SET EXERCISE >> Return the records in full, exactly as given.

··· WORKING DATA ···

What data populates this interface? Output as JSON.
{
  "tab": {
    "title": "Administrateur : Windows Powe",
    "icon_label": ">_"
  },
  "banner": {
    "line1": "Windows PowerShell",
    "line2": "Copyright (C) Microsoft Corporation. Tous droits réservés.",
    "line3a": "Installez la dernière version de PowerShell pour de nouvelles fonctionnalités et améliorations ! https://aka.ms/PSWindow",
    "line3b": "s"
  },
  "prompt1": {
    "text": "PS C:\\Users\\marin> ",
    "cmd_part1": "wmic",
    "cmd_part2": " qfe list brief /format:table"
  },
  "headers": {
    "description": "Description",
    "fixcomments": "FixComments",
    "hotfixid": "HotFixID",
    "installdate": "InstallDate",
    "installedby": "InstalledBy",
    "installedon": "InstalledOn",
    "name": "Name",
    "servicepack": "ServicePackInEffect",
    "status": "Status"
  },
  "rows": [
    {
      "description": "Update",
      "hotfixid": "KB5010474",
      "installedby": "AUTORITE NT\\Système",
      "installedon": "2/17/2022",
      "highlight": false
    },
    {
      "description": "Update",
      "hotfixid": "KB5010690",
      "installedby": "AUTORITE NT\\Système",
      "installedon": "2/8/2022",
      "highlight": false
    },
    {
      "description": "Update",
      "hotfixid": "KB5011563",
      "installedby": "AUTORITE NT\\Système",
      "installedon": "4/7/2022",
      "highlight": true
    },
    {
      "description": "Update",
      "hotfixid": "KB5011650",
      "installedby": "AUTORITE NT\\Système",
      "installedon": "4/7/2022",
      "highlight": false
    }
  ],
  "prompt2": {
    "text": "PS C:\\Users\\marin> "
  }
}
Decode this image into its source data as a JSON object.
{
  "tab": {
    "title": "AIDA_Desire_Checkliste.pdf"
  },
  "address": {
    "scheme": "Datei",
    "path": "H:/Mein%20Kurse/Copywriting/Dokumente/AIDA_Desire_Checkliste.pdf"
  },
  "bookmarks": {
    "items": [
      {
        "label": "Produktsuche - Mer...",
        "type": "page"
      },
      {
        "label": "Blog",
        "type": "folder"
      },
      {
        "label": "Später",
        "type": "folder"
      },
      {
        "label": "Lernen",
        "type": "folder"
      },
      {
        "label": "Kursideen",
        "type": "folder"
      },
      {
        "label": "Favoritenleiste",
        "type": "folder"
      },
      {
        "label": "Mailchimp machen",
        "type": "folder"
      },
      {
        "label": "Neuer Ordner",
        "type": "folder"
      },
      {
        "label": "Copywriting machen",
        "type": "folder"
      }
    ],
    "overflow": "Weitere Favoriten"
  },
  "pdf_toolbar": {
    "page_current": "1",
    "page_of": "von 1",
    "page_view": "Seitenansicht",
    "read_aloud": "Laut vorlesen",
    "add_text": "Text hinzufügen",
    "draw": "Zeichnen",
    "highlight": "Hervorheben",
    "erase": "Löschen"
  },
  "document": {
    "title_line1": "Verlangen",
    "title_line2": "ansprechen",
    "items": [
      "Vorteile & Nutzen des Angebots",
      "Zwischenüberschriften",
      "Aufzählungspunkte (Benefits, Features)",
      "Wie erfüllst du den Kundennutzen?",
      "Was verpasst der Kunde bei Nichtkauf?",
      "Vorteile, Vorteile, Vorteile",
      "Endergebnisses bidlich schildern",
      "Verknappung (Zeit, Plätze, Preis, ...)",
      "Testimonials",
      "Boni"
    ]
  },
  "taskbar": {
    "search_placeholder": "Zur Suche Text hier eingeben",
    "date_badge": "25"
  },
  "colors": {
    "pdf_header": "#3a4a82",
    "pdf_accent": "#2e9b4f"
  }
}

···

RIGHT ANSWER >>
What data populates this interface? Output as JSON.
{
  "tab": {
    "title": "Administrateur : Windows Powe",
    "icon_label": ">_"
  },
  "banner": {
    "line1": "Windows PowerShell",
    "line2": "Copyright (C) Microsoft Corporation. Tous droits réservés.",
    "line3a": "Installez la dernière version de PowerShell pour de nouvelles fonctionnalités et améliorations ! https://aka.ms/PSWindow",
    "line3b": "s"
  },
  "prompt1": {
    "text": "PS C:\\Users\\marin> ",
    "cmd_part1": "wmic",
    "cmd_part2": " qfe list brief /format:table"
  },
  "headers": {
    "description": "Description",
    "fixcomments": "FixComments",
    "hotfixid": "HotFixID",
    "installdate": "InstallDate",
    "installedby": "InstalledBy",
    "installedon": "InstalledOn",
    "name": "Name",
    "servicepack": "ServicePackInEffect",
    "status": "Status"
  },
  "rows": [
    {
      "description": "Update",
      "hotfixid": "KB5010474",
      "installedby": "AUTORITE NT\\Système",
      "installedon": "2/17/2022",
      "highlight": false
    },
    {
      "description": "Update",
      "hotfixid": "KB5010690",
      "installedby": "AUTORITE NT\\Système",
      "installedon": "2/8/2022",
      "highlight": false
    },
    {
      "description": "Update",
      "hotfixid": "KB5011563",
      "installedby": "AUTORITE NT\\Système",
      "installedon": "4/7/2022",
      "highlight": true
    },
    {
      "description": "Update",
      "hotfixid": "KB5011650",
      "installedby": "AUTORITE NT\\Système",
      "installedon": "4/7/2022",
      "highlight": false
    }
  ],
  "prompt2": {
    "text": "PS C:\\Users\\marin> "
  }
}
Decode this image into its source data as a JSON object.
{
  "tab": {
    "title": "AIDA_Desire_Checkliste.pdf"
  },
  "address": {
    "scheme": "Datei",
    "path": "H:/Mein%20Kurse/Copywriting/Dokumente/AIDA_Desire_Checkliste.pdf"
  },
  "bookmarks": {
    "items": [
      {
        "label": "Produktsuche - Mer...",
        "type": "page"
      },
      {
        "label": "Blog",
        "type": "folder"
      },
      {
        "label": "Später",
        "type": "folder"
      },
      {
        "label": "Lernen",
        "type": "folder"
      },
      {
        "label": "Kursideen",
        "type": "folder"
      },
      {
        "label": "Favoritenleiste",
        "type": "folder"
      },
      {
        "label": "Mailchimp machen",
        "type": "folder"
      },
      {
        "label": "Neuer Ordner",
        "type": "folder"
      },
      {
        "label": "Copywriting machen",
        "type": "folder"
      }
    ],
    "overflow": "Weitere Favoriten"
  },
  "pdf_toolbar": {
    "page_current": "1",
    "page_of": "von 1",
    "page_view": "Seitenansicht",
    "read_aloud": "Laut vorlesen",
    "add_text": "Text hinzufügen",
    "draw": "Zeichnen",
    "highlight": "Hervorheben",
    "erase": "Löschen"
  },
  "document": {
    "title_line1": "Verlangen",
    "title_line2": "ansprechen",
    "items": [
      "Vorteile & Nutzen des Angebots",
      "Zwischenüberschriften",
      "Aufzählungspunkte (Benefits, Features)",
      "Wie erfüllst du den Kundennutzen?",
      "Was verpasst der Kunde bei Nichtkauf?",
      "Vorteile, Vorteile, Vorteile",
      "Endergebnisses bidlich schildern",
      "Verknappung (Zeit, Plätze, Preis, ...)",
      "Testimonials",
      "Boni"
    ]
  },
  "taskbar": {
    "search_placeholder": "Zur Suche Text hier eingeben",
    "date_badge": "25"
  },
  "colors": {
    "pdf_header": "#3a4a82",
    "pdf_accent": "#2e9b4f"
  }
}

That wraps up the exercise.